[Dataset entries]
---------------

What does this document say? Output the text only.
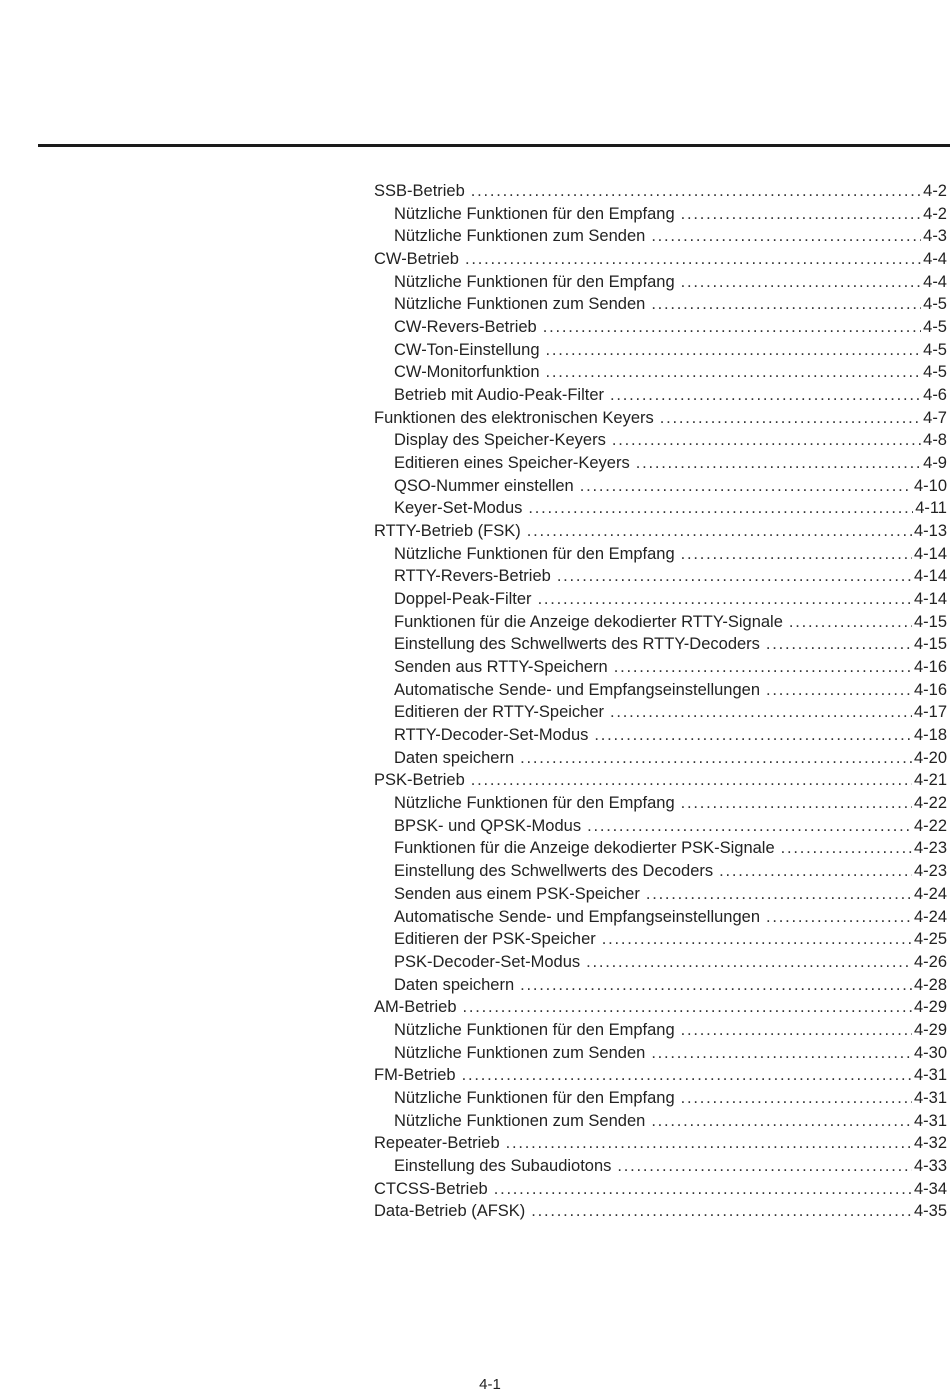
SSB-Betrieb . . .	4-2
Nützliche Funktionen für den Empfang . . .	4-2
Nützliche Funktionen zum Senden . . .	4-3
CW-Betrieb . . .	4-4
Nützliche Funktionen für den Empfang . . .	4-4
Nützliche Funktionen zum Senden . . .	4-5
CW-Revers-Betrieb . . .	4-5
CW-Ton-Einstellung . . .	4-5
CW-Monitorfunktion . . .	4-5
Betrieb mit Audio-Peak-Filter . . .	4-6
Funktionen des elektronischen Keyers . . .	4-7
Display des Speicher-Keyers . . .	4-8
Editieren eines Speicher-Keyers . . .	4-9
QSO-Nummer einstellen . . .	4-10
Keyer-Set-Modus . . .	4-11
RTTY-Betrieb (FSK) . . .	4-13
Nützliche Funktionen für den Empfang . . .	4-14
RTTY-Revers-Betrieb . . .	4-14
Doppel-Peak-Filter . . .	4-14
Funktionen für die Anzeige dekodierter RTTY-Signale . . .	4-15
Einstellung des Schwellwerts des RTTY-Decoders . . .	4-15
Senden aus RTTY-Speichern . . .	4-16
Automatische Sende- und Empfangseinstellungen . . .	4-16
Editieren der RTTY-Speicher . . .	4-17
RTTY-Decoder-Set-Modus . . .	4-18
Daten speichern . . .	4-20
PSK-Betrieb . . .	4-21
Nützliche Funktionen für den Empfang . . .	4-22
BPSK- und QPSK-Modus . . .	4-22
Funktionen für die Anzeige dekodierter PSK-Signale . . .	4-23
Einstellung des Schwellwerts des Decoders . . .	4-23
Senden aus einem PSK-Speicher . . .	4-24
Automatische Sende- und Empfangseinstellungen . . .	4-24
Editieren der PSK-Speicher . . .	4-25
PSK-Decoder-Set-Modus . . .	4-26
Daten speichern . . .	4-28
AM-Betrieb . . .	4-29
Nützliche Funktionen für den Empfang . . .	4-29
Nützliche Funktionen zum Senden . . .	4-30
FM-Betrieb . . .	4-31
Nützliche Funktionen für den Empfang . . .	4-31
Nützliche Funktionen zum Senden . . .	4-31
Repeater-Betrieb . . .	4-32
Einstellung des Subaudiotons . . .	4-33
CTCSS-Betrieb . . .	4-34
Data-Betrieb (AFSK) . . .	4-35
4-1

---------------

**What is required:** From the entries, copy out each line containing the word "Peak".

**Solution:**
Betrieb mit Audio-Peak-Filter . . .	4-6
Doppel-Peak-Filter . . .	4-14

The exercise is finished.